Given exercise - Lift every line from the entries that includes the word "right".

Material for this task -
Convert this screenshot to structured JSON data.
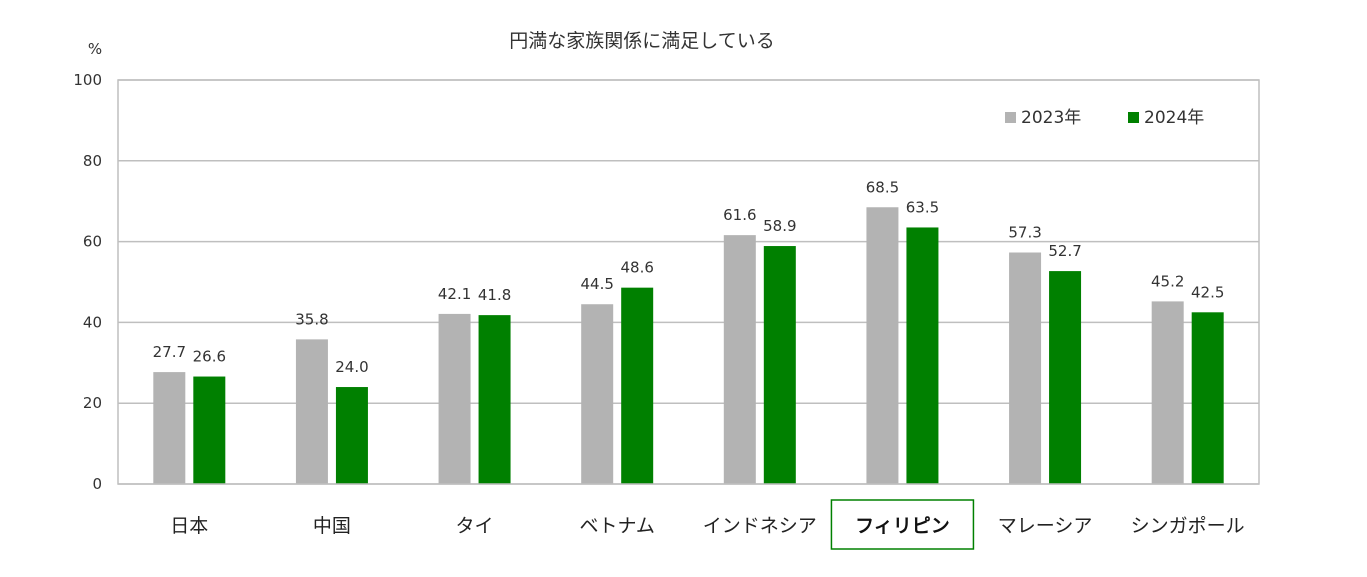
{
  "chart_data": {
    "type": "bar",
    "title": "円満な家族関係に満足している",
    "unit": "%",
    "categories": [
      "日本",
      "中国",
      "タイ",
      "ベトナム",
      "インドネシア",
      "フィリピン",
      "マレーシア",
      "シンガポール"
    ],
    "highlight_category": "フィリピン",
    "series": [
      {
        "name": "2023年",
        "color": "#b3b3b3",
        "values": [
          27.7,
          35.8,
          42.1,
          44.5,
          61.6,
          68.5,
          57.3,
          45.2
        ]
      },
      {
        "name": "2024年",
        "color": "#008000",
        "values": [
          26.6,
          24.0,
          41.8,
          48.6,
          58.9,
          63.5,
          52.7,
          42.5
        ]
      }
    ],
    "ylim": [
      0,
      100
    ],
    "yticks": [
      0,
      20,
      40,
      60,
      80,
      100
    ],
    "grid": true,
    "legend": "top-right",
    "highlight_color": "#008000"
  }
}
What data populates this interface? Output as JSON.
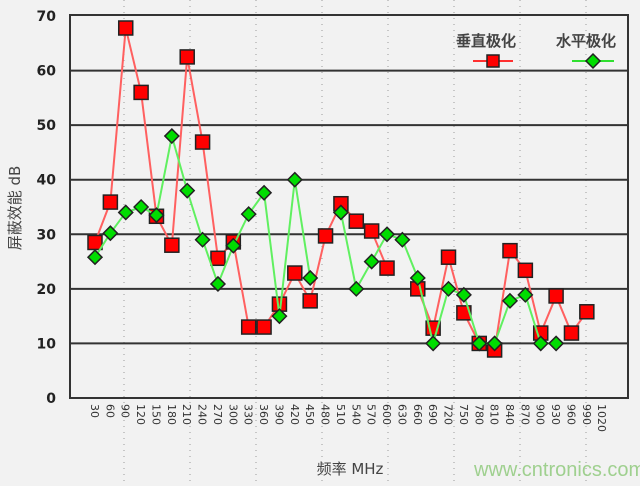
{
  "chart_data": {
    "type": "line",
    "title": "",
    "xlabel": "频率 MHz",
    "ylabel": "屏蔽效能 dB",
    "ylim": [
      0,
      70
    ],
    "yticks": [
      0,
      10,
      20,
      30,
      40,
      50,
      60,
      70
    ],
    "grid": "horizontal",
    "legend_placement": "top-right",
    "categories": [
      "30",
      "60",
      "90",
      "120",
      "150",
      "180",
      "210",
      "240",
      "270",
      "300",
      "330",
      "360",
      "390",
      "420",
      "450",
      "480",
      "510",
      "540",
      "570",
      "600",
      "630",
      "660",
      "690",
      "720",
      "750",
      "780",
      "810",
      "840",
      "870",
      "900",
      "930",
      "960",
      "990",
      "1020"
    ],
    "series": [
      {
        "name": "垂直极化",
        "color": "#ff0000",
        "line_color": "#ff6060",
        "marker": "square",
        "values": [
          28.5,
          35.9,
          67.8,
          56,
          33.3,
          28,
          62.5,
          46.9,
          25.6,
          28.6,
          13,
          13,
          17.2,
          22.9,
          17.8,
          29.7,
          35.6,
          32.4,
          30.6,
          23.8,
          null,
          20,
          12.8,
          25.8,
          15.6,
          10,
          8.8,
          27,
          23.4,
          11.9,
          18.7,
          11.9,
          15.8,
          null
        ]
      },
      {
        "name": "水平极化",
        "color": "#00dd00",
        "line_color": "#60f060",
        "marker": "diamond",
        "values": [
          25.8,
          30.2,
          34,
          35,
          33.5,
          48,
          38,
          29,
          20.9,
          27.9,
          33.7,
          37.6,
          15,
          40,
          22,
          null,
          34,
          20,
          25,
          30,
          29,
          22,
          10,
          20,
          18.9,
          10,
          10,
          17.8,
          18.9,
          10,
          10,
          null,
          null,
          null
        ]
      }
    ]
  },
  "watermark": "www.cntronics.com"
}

* * *

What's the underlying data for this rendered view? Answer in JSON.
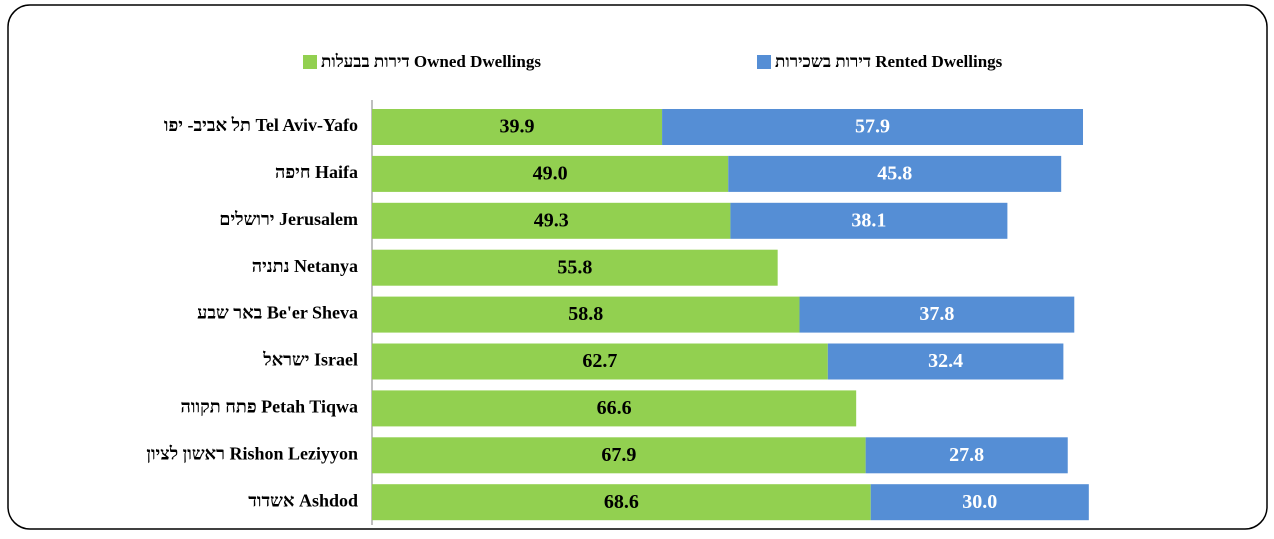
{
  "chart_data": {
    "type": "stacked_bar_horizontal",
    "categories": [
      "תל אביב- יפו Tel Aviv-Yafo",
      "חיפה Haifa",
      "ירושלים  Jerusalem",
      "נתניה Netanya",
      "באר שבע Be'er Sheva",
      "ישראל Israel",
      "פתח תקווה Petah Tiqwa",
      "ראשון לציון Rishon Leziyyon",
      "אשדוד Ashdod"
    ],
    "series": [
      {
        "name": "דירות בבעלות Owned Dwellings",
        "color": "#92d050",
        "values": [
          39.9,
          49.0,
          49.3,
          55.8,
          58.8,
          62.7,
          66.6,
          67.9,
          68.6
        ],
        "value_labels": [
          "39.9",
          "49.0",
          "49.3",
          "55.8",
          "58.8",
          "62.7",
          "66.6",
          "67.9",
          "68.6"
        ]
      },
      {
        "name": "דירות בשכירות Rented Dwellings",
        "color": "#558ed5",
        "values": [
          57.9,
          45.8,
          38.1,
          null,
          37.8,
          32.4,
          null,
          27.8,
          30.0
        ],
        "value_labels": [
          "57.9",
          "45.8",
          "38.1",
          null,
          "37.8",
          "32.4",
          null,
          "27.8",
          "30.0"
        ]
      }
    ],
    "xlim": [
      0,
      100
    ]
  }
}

Answer for the task -
    "legend": "top-right",
    "legend_placement": "top-right",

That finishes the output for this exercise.